ACTIONS TO TAKE:
1/ Reproduce the part of the IBD study summary that opens with the words containing "MV Vestergaard et" and closes with "with disease outcomes.".
2/ Summarize the IBD study summary in two sentences.
3/ Take up the IBD study summary after its last sentence and carry it on.

TEXT SECTION:
———

MV Vestergaard et al. Gastroenterol 2026; 170: 721-734. Open Access! Genetic Risk of Inflammatory Bowel Disease Is Associated With Disease Course Severity
Methods: The authors calculated IBD polygenic scores (PGS) for 3732 Danish patients with Crohn’s disease (CD) and 4535 patients with ulcerative colitis (UC), and investigated their association with disease outcomes.
“The Danish National Biobank stores neonatal blood spots from almost all Danes born since 1982…The North Denmark IBD (NorDIBD) cohort is a population-based cohort of all patients from the North Denmark Region with a confirmed IBD diagnosis from 1978–2020.17 From this cohort, 940 patients with IBD and a further 973 blood donors with no IBD diagnosis were genotyped from whole blood…applied variant loadings for calculating PGS for CD and UC susceptibility generated by Middha et al19 to our dataset. These variant loadings were derived from summary statistics from the IIBDGC.” This cohort had a young age. Only 2% and 3% of CD and UC patients, respectively, were 40+.

———

DATA SECTION:
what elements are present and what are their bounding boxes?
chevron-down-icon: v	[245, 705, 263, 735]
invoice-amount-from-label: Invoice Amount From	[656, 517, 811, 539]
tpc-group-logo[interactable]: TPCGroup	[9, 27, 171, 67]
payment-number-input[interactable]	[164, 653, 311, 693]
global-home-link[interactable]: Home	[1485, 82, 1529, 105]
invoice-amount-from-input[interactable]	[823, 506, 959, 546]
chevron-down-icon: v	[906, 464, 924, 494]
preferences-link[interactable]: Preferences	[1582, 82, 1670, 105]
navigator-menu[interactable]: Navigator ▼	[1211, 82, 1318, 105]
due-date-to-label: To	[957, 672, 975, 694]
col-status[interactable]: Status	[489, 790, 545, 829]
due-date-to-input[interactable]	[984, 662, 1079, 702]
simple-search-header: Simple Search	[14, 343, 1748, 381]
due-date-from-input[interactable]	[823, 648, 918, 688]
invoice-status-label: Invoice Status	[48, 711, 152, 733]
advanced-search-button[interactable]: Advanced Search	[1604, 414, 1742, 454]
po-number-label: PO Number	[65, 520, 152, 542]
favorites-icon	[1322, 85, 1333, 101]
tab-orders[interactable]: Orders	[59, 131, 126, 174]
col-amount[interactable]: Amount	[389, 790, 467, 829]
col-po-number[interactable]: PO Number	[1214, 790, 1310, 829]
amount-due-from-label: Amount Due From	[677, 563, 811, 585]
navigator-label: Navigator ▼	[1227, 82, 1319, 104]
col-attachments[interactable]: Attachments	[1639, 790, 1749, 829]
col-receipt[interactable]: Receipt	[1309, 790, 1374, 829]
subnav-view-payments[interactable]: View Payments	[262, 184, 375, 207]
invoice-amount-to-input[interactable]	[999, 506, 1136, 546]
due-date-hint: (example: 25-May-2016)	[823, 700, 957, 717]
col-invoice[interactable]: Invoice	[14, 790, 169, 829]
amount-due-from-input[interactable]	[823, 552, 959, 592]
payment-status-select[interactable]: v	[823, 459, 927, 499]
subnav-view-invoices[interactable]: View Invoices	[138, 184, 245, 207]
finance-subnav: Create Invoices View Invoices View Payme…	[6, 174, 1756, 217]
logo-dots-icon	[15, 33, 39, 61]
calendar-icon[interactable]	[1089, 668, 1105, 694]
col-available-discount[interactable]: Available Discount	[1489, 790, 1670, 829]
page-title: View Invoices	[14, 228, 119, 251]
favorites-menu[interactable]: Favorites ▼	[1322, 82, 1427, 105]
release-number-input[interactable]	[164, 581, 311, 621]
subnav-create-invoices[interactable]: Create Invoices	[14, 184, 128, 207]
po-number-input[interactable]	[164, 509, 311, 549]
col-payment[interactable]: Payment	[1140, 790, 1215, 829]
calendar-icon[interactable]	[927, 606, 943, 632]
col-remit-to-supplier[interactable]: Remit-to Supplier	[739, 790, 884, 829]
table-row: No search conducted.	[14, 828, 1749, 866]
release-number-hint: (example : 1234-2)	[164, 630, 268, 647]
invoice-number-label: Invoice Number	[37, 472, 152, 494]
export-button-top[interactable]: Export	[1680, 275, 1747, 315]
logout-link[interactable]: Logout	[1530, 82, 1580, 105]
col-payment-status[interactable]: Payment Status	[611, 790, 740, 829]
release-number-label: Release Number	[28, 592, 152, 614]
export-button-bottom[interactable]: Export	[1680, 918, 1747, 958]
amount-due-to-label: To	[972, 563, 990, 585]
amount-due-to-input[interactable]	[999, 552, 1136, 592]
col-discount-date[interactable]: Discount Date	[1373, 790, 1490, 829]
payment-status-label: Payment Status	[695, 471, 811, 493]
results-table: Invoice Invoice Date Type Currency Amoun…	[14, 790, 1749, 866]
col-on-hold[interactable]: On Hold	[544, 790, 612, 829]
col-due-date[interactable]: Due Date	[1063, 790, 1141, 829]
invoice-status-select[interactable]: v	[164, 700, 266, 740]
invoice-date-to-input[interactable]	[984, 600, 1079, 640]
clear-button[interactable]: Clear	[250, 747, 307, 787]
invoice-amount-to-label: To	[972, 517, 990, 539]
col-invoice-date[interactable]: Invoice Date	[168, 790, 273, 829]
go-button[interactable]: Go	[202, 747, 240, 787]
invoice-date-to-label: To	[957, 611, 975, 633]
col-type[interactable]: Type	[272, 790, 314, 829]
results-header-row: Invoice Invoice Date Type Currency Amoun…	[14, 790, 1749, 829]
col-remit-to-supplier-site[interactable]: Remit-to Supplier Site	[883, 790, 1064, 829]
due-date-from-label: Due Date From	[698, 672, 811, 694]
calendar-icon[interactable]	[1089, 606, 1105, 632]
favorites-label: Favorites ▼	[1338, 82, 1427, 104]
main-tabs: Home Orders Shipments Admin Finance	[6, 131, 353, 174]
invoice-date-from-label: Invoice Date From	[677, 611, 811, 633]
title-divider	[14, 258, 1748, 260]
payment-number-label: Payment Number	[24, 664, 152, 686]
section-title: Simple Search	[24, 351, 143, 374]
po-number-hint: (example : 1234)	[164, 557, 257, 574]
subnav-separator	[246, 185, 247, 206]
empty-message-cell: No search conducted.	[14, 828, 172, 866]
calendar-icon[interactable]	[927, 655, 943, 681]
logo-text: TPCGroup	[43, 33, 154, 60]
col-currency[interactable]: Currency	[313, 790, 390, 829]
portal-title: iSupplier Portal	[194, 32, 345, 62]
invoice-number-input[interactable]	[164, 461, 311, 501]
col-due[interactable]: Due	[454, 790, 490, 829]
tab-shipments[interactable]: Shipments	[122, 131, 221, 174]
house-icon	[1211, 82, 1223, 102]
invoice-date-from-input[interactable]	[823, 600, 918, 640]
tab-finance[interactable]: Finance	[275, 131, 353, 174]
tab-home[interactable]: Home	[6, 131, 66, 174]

———

TASK ANSWERS:
1/
MV Vestergaard et al. Gastroenterol 2026; 170: 721-734. Open Access! Genetic Risk of Inflammatory Bowel Disease Is Associated With Disease Course Severity
Methods: The authors calculated IBD polygenic scores (PGS) for 3732 Danish patients with Crohn’s disease (CD) and 4535 patients with ulcerative colitis (UC), and investigated their association with disease outcomes.

2/ The authors calculated inflammatory bowel disease polygenic scores for 3,732 Danish patients with Crohn's disease and 4,535 with ulcerative colitis and examined how the scores related to disease outcomes. The data drew on neonatal blood spots from the Danish National Biobank and on the North Denmark IBD cohort, where 940 patients and 973 blood donors without IBD were genotyped, and scores were computed with variant loadings from Middha et al.

3/
Severe Disease Definitions:
- For patients with CD, we defined a severe disease course as experiencing (1) 2 or more IBD-related hospitalizations exceeding 2 days, (2) 2 or more IBD-related major surgeries, (3) 1 IBD-related hospitalization and 1 IBD-related major surgery not overlapping in time, or (4) a total use of at least 5000 mg prednisolone-equivalent systemic corticosteroids within the first 3 years after diagnosis
- For patients with UC the severity definition was modified to experiencing (1) 2 or more IBD-related hospitalizations exceeding 2 days, (2) 1 or more IBD-related major surgeries, or (3) a total use of at least 5000 mg prednisolone-equivalent systemic corticosteroids.
Key findings:
- Increased PGS was associated with higher fecal calprotectin and C-reactive protein levels, and decreased hemoglobin levels
- When comparing the highest vs lowest PGS quintile, we observed a hazard ratio for major surgery of 2.74 in patients with CD and of 2.04 in UC
- Patients with severe disease had higher PGS than patients with less severe disease (CD, odds ratio = 1.25; UC, odds ratio = 1.33)
The graphs below show the differences in hospitalization and surgery based on PGS for CD (A & B) and then for UC (C & D)


Discussion:
- “Our results suggest that IBD susceptibility genetics only explain part of the severity of IBD, hence leaving room for other factors at play… This observation is promising, as it points toward the possibility of modulating the effects of genetic susceptibility through lifestyle interventions directed toward potential environmental factors that are yet to be uncovered.”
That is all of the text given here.